Set task: Scan the data below for the string "object". Show every line where it turns up.

------ Provided data

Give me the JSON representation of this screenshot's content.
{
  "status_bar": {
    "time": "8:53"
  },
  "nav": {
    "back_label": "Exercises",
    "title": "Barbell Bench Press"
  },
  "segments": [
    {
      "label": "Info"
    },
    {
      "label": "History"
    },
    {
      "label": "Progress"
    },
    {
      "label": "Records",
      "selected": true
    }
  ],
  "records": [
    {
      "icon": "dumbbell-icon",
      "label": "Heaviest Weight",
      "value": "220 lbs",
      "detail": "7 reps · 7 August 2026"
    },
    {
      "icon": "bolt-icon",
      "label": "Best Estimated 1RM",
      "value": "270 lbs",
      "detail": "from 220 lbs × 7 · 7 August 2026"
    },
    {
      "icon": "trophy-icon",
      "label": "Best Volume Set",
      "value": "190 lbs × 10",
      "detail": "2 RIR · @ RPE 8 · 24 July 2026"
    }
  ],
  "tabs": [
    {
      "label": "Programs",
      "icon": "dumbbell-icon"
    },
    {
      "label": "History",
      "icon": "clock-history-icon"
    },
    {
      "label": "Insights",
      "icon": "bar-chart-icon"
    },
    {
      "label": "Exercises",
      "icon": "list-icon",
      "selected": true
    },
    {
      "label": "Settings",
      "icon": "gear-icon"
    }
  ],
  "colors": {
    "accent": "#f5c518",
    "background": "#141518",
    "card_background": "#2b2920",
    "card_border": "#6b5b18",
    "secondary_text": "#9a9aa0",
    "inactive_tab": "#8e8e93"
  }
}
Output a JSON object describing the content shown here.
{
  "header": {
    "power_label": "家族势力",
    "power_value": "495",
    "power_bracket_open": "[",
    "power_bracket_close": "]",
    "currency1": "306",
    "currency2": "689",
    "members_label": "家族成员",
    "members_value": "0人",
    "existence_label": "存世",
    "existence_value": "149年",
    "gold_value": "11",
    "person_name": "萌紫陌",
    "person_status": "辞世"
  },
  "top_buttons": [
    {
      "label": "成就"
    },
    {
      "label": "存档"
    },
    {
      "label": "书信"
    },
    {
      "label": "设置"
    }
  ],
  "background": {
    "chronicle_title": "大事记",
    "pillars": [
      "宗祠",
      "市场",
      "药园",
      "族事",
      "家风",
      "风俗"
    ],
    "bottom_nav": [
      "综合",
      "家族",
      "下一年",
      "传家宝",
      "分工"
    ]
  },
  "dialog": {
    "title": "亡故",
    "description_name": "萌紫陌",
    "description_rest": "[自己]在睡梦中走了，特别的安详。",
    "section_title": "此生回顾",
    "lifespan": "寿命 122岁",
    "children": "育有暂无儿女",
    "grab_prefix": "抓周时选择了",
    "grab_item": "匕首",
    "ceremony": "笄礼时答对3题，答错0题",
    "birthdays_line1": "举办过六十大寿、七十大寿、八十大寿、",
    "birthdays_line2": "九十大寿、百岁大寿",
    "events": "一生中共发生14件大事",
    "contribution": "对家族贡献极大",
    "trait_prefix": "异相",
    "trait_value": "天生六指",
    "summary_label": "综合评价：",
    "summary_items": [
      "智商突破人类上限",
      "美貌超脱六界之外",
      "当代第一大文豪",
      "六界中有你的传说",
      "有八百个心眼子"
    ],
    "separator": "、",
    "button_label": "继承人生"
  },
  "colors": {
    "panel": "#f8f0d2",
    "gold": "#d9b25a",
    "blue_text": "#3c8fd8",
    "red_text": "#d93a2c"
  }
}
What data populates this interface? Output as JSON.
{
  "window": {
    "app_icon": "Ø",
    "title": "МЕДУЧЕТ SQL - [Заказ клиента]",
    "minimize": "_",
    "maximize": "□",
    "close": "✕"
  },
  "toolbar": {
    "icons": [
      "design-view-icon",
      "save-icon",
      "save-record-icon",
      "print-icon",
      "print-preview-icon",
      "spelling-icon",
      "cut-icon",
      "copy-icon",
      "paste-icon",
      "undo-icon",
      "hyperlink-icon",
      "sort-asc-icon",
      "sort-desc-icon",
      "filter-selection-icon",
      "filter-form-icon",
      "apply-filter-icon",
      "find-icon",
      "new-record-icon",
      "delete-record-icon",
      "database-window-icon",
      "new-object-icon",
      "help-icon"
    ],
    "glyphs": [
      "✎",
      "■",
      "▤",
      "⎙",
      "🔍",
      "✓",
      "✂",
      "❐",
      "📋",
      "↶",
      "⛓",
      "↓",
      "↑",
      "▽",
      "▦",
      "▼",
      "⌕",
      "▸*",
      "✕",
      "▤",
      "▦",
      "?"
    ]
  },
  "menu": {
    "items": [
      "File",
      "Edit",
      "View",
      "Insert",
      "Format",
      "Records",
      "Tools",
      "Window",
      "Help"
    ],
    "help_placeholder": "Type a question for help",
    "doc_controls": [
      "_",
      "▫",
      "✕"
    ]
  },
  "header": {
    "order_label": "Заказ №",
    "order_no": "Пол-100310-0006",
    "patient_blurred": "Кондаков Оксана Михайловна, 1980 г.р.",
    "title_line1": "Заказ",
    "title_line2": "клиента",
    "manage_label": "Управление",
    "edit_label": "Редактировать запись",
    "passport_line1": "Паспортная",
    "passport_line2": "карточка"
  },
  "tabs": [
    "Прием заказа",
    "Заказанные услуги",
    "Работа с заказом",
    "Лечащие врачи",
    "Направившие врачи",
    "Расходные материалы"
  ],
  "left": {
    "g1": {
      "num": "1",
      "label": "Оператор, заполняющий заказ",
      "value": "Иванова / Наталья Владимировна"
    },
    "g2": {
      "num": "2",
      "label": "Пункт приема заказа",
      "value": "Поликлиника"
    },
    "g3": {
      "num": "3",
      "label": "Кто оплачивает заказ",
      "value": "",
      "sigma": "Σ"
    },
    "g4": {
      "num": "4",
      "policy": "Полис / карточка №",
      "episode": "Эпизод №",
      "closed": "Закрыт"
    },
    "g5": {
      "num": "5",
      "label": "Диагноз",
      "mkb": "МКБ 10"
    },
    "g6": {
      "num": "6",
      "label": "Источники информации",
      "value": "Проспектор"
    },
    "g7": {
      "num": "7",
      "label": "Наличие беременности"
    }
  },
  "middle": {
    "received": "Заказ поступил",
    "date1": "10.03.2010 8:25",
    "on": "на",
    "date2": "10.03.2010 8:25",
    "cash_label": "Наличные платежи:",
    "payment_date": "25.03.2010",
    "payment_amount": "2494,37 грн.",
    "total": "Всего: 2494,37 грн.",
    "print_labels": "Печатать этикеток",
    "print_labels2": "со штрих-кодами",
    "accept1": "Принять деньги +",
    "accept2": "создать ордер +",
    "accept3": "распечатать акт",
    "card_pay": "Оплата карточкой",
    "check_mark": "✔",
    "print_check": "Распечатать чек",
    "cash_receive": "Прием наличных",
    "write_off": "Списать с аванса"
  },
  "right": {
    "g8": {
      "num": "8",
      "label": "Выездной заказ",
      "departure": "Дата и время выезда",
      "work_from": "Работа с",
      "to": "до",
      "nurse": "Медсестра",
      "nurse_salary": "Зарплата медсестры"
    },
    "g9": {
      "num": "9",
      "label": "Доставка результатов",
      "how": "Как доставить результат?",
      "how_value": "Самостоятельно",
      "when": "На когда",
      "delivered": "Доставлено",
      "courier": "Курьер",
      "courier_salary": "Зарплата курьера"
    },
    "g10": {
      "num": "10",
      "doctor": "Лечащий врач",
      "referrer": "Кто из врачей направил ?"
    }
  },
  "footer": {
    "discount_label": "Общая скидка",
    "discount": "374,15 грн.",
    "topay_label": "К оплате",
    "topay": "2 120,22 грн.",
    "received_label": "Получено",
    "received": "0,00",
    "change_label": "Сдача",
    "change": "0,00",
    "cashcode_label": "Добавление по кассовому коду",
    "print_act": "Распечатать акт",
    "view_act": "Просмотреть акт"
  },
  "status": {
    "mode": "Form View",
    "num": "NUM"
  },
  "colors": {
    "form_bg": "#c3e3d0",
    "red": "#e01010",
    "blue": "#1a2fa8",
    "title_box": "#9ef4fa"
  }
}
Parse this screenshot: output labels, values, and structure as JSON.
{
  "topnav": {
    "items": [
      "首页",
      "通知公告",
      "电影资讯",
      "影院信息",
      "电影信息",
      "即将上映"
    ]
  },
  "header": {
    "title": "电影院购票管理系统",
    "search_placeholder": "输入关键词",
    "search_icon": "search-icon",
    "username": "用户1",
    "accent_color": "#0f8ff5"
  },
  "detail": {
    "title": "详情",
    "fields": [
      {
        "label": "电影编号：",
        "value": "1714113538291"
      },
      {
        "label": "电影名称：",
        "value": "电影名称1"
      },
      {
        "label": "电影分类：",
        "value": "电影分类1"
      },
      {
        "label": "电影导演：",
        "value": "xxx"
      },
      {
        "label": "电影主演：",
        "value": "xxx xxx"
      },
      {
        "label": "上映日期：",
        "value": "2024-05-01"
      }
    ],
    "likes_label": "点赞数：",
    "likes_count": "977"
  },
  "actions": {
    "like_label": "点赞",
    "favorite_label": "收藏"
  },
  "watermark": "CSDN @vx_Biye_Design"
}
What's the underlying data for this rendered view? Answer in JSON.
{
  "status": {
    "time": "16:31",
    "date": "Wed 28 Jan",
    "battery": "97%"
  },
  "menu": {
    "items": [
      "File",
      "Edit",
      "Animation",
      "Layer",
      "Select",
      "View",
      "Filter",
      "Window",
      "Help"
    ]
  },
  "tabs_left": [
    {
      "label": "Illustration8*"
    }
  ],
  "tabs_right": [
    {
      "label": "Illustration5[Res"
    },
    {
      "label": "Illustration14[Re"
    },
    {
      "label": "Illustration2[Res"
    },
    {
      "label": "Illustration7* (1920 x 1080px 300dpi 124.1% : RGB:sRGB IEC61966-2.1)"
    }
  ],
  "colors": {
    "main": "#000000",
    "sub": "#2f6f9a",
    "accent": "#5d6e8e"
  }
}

------------

Full response:
Output a JSON object describing the content shown here.
      "new-object-icon",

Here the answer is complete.